Input data start

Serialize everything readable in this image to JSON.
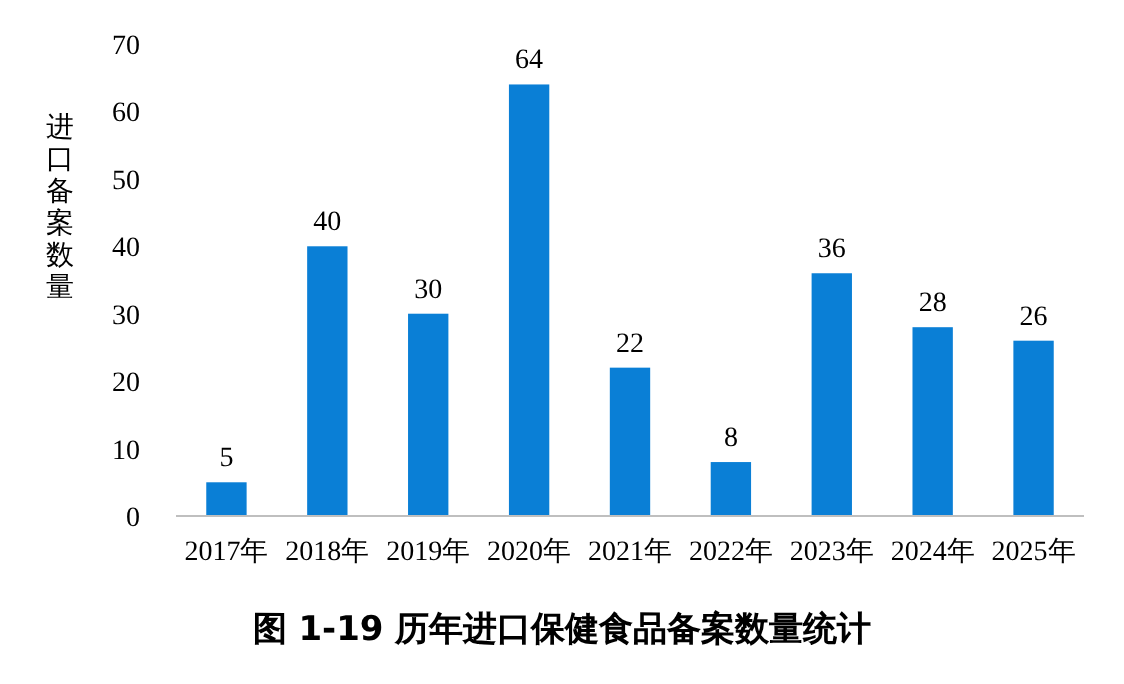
{
  "chart_data": {
    "type": "bar",
    "title": "图 1-19 历年进口保健食品备案数量统计",
    "ylabel": "进口备案数量",
    "categories": [
      "2017年",
      "2018年",
      "2019年",
      "2020年",
      "2021年",
      "2022年",
      "2023年",
      "2024年",
      "2025年"
    ],
    "values": [
      5,
      40,
      30,
      64,
      22,
      8,
      36,
      28,
      26
    ],
    "color": "#0a7fd6",
    "ylim": [
      0,
      70
    ],
    "yticks": [
      0,
      10,
      20,
      30,
      40,
      50,
      60,
      70
    ],
    "grid": false,
    "data_labels": true
  }
}
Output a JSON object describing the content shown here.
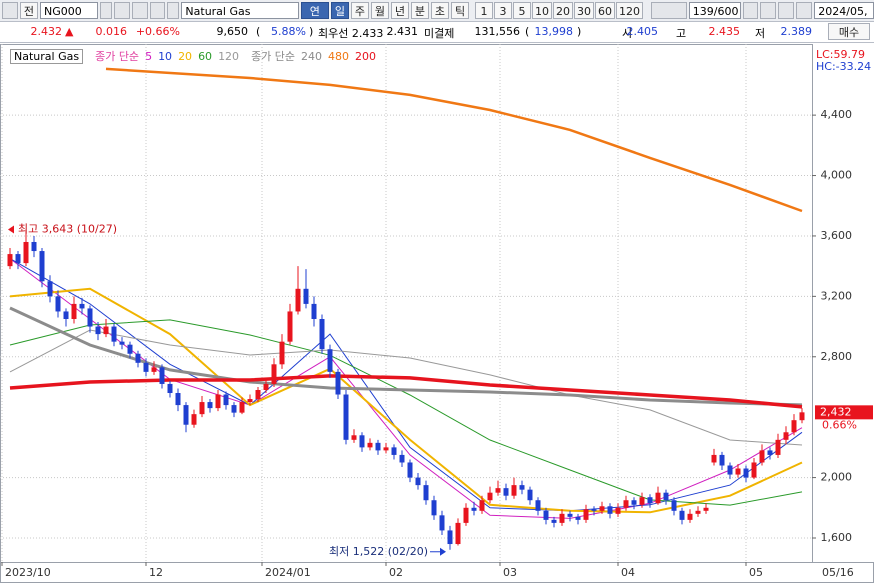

Input data end

Omit the pictures. Transcribe every record exactly.

Serialize everything readable in this image to JSON.
{
  "chart_data": {
    "type": "bar",
    "title": "图 1-19 历年进口保健食品备案数量统计",
    "ylabel": "进口备案数量",
    "categories": [
      "2017年",
      "2018年",
      "2019年",
      "2020年",
      "2021年",
      "2022年",
      "2023年",
      "2024年",
      "2025年"
    ],
    "values": [
      5,
      40,
      30,
      64,
      22,
      8,
      36,
      28,
      26
    ],
    "color": "#0a7fd6",
    "ylim": [
      0,
      70
    ],
    "yticks": [
      0,
      10,
      20,
      30,
      40,
      50,
      60,
      70
    ],
    "grid": false,
    "data_labels": true
  }
}
Output a JSON object describing the content shown here.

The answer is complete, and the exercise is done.